GOAL:
From the listing below, return each line that includes "JSON".

RECORDS PROVIDED:

□ □ □ □ □

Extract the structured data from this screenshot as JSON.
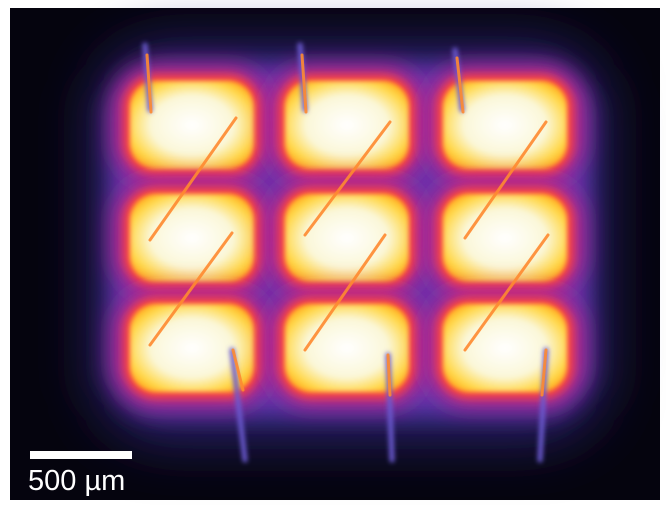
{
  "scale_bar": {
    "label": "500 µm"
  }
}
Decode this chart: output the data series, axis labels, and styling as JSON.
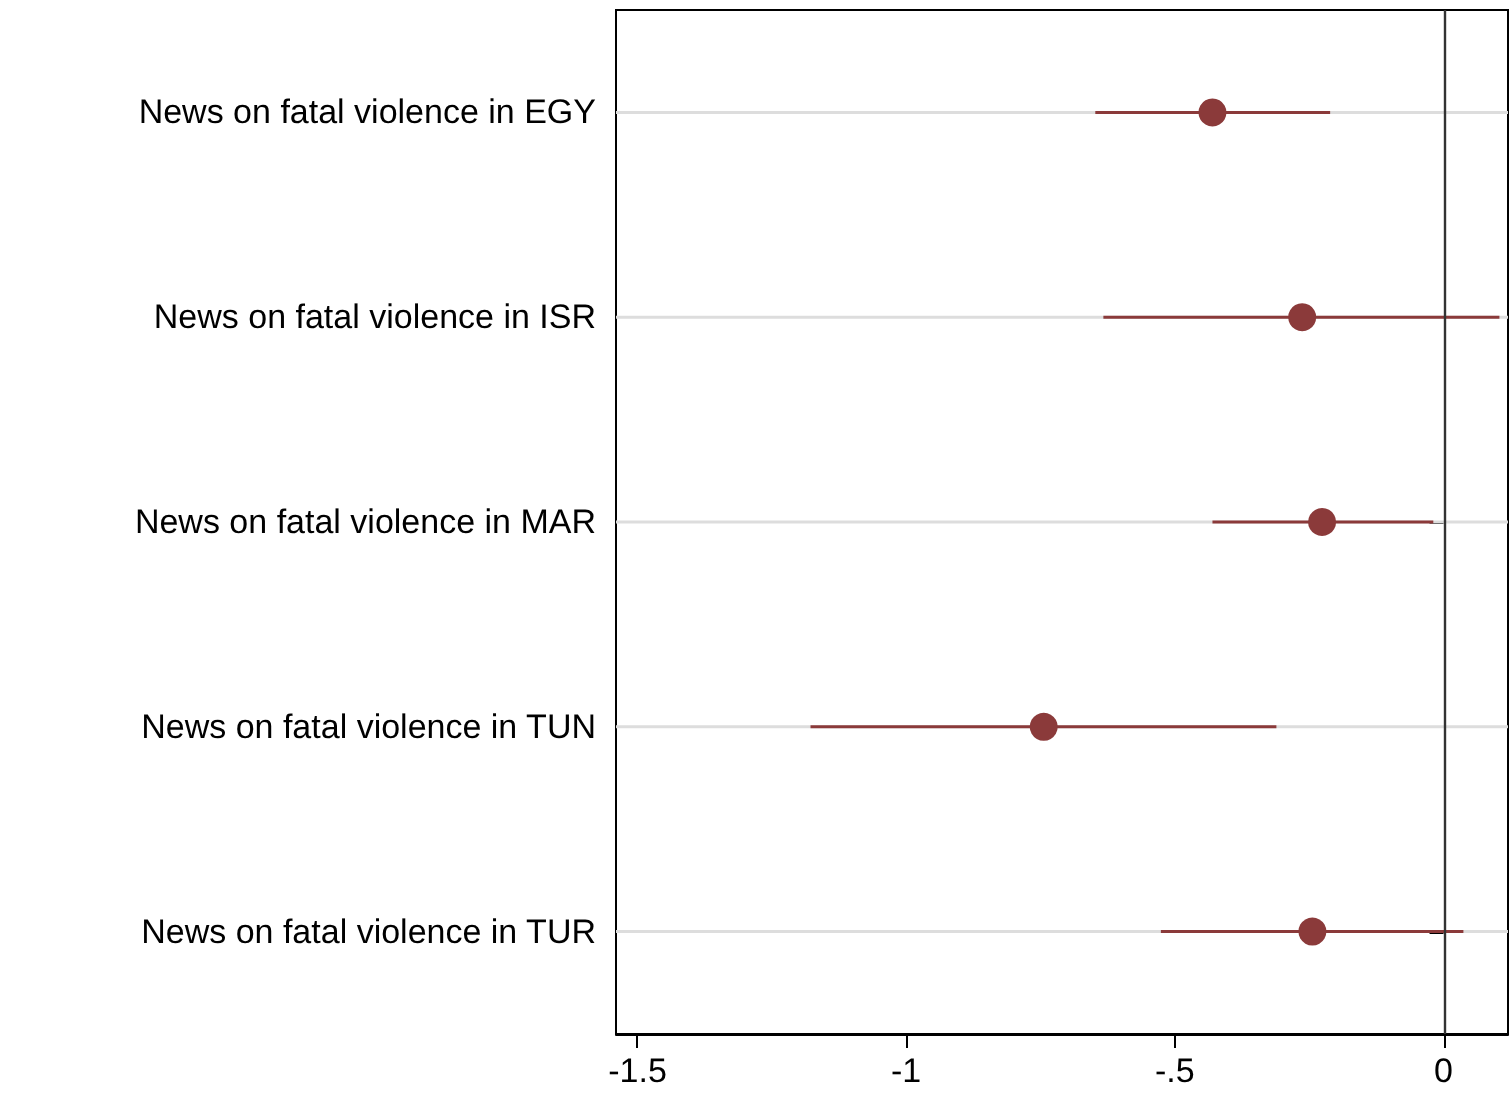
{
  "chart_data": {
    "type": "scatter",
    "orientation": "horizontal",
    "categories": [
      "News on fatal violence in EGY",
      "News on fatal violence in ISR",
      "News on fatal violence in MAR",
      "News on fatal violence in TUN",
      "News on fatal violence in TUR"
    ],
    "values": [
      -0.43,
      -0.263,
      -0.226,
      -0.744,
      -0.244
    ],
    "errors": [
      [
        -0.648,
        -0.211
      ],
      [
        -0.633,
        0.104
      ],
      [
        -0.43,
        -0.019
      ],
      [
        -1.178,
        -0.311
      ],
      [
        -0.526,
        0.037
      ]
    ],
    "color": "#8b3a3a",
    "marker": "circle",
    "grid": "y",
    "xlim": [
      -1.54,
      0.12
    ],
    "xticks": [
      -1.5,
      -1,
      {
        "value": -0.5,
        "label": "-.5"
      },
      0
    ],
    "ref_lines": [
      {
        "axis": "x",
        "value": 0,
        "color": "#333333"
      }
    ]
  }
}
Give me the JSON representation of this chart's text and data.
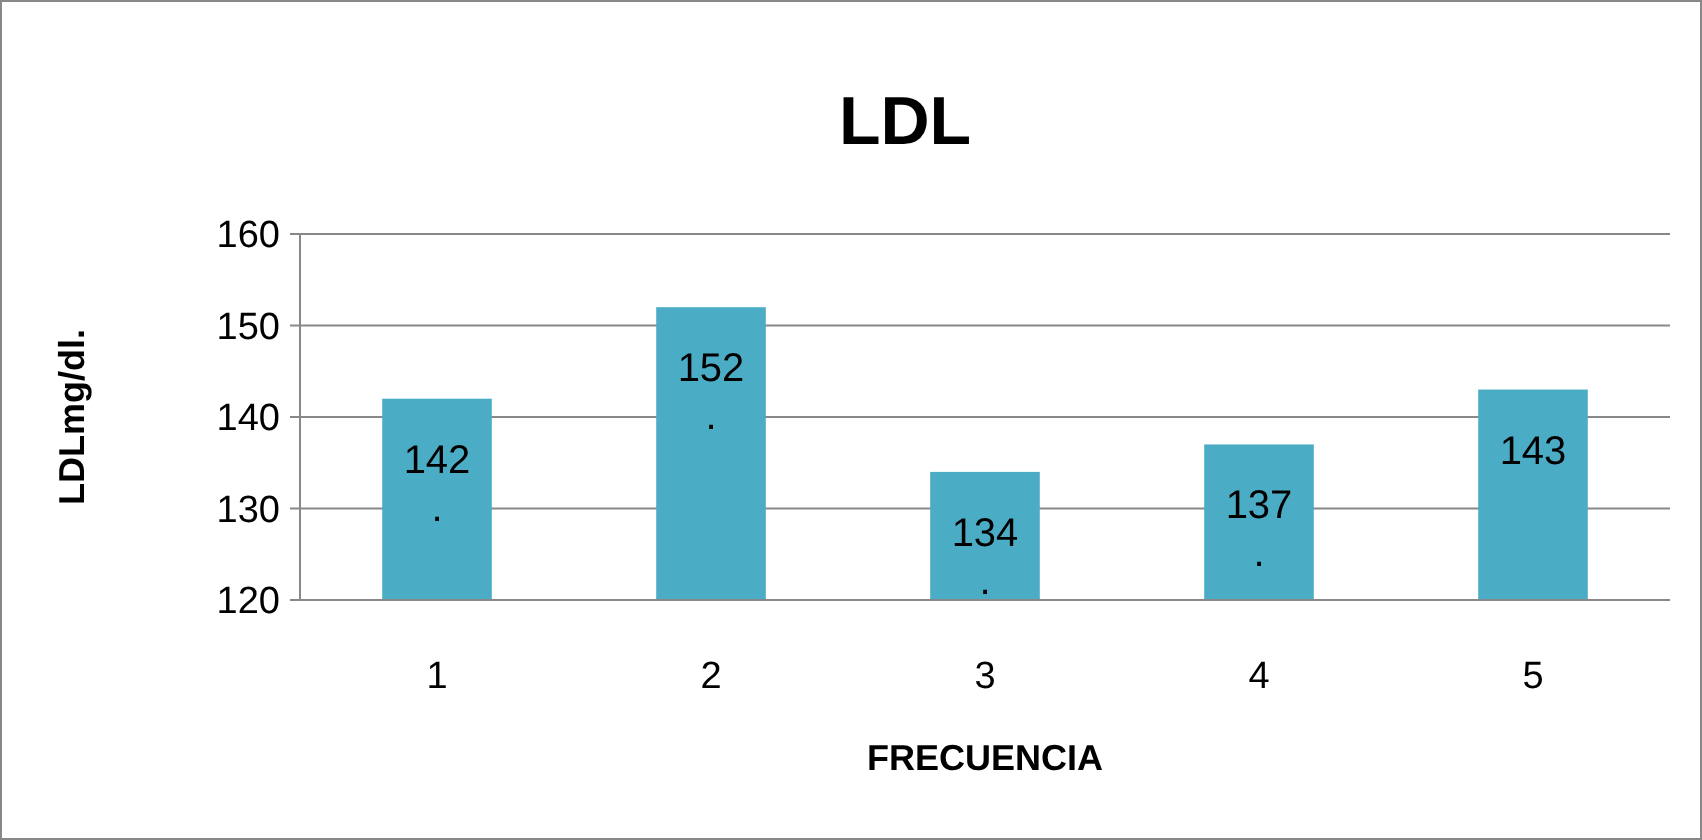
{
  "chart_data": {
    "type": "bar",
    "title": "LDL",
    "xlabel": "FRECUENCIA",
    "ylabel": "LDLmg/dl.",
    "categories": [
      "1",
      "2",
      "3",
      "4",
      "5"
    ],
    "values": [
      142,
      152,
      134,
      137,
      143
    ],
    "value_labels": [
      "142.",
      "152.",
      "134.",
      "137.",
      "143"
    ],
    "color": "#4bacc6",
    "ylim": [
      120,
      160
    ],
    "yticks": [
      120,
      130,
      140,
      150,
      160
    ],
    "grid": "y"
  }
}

□ □ □ □ □

COMPLETE OUTPUT:
Extract the structured data from this screenshot as JSON.
Decode this chart: output the data series, axis labels, and styling as JSON.
Give me the JSON representation of this chart's text and data.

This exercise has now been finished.